(Stored data)
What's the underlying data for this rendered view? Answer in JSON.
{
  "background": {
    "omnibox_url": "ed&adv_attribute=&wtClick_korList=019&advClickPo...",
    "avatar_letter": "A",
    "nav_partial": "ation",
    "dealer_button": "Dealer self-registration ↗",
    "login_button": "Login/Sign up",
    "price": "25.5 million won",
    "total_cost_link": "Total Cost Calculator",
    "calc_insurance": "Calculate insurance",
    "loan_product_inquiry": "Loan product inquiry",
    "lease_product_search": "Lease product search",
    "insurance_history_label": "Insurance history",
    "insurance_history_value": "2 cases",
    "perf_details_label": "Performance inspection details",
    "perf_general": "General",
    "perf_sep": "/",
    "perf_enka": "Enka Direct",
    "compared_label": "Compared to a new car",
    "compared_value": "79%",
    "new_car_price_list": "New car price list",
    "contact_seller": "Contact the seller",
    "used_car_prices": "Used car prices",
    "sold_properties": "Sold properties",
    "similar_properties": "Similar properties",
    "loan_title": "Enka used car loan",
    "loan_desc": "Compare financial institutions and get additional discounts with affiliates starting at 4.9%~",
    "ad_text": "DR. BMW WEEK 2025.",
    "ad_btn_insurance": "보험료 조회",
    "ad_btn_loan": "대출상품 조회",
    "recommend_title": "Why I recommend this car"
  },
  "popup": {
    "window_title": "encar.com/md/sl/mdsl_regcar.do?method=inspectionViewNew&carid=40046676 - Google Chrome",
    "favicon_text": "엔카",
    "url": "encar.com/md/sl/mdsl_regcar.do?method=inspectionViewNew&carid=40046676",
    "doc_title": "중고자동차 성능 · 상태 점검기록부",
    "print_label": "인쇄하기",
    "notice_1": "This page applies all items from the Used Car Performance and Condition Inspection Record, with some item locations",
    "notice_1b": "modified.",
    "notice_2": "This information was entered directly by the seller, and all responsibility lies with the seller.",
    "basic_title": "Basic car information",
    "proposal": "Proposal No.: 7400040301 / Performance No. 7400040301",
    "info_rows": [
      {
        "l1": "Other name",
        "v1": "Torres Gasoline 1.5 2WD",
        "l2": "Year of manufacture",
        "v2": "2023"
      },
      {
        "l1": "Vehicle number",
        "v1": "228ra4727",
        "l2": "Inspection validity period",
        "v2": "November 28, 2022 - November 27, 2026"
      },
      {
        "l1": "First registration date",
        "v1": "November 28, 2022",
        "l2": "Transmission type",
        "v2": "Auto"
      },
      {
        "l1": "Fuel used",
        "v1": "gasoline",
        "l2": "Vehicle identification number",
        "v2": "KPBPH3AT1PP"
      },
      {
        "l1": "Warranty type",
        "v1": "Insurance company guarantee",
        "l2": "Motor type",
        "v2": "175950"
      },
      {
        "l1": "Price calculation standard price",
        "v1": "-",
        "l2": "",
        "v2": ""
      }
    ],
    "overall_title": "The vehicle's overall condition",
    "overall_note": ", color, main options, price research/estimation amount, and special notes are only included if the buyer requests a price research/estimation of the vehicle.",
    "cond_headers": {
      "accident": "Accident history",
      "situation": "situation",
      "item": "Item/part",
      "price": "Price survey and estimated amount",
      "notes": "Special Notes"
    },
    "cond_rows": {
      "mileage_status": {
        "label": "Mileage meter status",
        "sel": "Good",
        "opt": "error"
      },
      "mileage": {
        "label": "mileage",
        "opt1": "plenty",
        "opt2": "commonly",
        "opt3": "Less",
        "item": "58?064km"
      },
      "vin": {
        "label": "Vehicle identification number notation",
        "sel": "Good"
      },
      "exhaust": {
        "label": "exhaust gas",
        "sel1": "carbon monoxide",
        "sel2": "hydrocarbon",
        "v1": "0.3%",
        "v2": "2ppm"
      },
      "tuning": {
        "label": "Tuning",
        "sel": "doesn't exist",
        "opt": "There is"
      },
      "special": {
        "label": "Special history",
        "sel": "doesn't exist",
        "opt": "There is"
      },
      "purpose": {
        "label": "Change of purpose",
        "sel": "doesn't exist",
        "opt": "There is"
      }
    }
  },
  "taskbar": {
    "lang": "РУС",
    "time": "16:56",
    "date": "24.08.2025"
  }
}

= WRITTEN REQUEST =
Within the entries above, work out how many lines contain the word "date". The number alone is the answer.

= EXPECTED ANSWER =
2